#### INPUT FOR THIS TASK ####

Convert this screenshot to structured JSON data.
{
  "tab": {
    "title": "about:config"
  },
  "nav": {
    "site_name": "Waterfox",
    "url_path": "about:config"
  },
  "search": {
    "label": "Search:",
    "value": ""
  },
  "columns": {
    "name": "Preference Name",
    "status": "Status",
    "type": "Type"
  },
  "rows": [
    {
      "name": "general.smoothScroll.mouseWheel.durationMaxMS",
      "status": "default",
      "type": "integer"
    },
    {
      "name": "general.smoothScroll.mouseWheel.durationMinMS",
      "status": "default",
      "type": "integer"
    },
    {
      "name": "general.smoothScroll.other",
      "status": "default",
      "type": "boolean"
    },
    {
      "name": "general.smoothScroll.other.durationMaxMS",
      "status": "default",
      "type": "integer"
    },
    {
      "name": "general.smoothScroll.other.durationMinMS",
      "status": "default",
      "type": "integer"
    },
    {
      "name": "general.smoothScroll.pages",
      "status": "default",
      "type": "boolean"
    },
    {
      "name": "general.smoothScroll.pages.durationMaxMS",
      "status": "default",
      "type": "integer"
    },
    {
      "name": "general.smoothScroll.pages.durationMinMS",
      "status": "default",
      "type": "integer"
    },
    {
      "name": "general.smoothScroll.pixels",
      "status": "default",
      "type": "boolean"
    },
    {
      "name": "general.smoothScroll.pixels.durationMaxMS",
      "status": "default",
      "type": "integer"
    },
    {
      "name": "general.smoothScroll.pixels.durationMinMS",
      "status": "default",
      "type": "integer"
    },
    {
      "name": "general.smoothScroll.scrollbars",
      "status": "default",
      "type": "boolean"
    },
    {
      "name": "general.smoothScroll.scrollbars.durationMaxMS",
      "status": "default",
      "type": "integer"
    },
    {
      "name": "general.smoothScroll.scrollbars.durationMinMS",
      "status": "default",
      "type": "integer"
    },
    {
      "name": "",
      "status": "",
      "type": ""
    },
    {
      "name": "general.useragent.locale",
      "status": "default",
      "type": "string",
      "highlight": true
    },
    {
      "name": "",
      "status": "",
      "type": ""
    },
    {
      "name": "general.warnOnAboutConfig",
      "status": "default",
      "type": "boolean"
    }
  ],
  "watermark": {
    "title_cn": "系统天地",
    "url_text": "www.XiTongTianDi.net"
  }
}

####

> _REQUIRED TASK_:
Return the listing above word for word.

> _FINISHED TASK_:
Convert this screenshot to structured JSON data.
{
  "tab": {
    "title": "about:config"
  },
  "nav": {
    "site_name": "Waterfox",
    "url_path": "about:config"
  },
  "search": {
    "label": "Search:",
    "value": ""
  },
  "columns": {
    "name": "Preference Name",
    "status": "Status",
    "type": "Type"
  },
  "rows": [
    {
      "name": "general.smoothScroll.mouseWheel.durationMaxMS",
      "status": "default",
      "type": "integer"
    },
    {
      "name": "general.smoothScroll.mouseWheel.durationMinMS",
      "status": "default",
      "type": "integer"
    },
    {
      "name": "general.smoothScroll.other",
      "status": "default",
      "type": "boolean"
    },
    {
      "name": "general.smoothScroll.other.durationMaxMS",
      "status": "default",
      "type": "integer"
    },
    {
      "name": "general.smoothScroll.other.durationMinMS",
      "status": "default",
      "type": "integer"
    },
    {
      "name": "general.smoothScroll.pages",
      "status": "default",
      "type": "boolean"
    },
    {
      "name": "general.smoothScroll.pages.durationMaxMS",
      "status": "default",
      "type": "integer"
    },
    {
      "name": "general.smoothScroll.pages.durationMinMS",
      "status": "default",
      "type": "integer"
    },
    {
      "name": "general.smoothScroll.pixels",
      "status": "default",
      "type": "boolean"
    },
    {
      "name": "general.smoothScroll.pixels.durationMaxMS",
      "status": "default",
      "type": "integer"
    },
    {
      "name": "general.smoothScroll.pixels.durationMinMS",
      "status": "default",
      "type": "integer"
    },
    {
      "name": "general.smoothScroll.scrollbars",
      "status": "default",
      "type": "boolean"
    },
    {
      "name": "general.smoothScroll.scrollbars.durationMaxMS",
      "status": "default",
      "type": "integer"
    },
    {
      "name": "general.smoothScroll.scrollbars.durationMinMS",
      "status": "default",
      "type": "integer"
    },
    {
      "name": "",
      "status": "",
      "type": ""
    },
    {
      "name": "general.useragent.locale",
      "status": "default",
      "type": "string",
      "highlight": true
    },
    {
      "name": "",
      "status": "",
      "type": ""
    },
    {
      "name": "general.warnOnAboutConfig",
      "status": "default",
      "type": "boolean"
    }
  ],
  "watermark": {
    "title_cn": "系统天地",
    "url_text": "www.XiTongTianDi.net"
  }
}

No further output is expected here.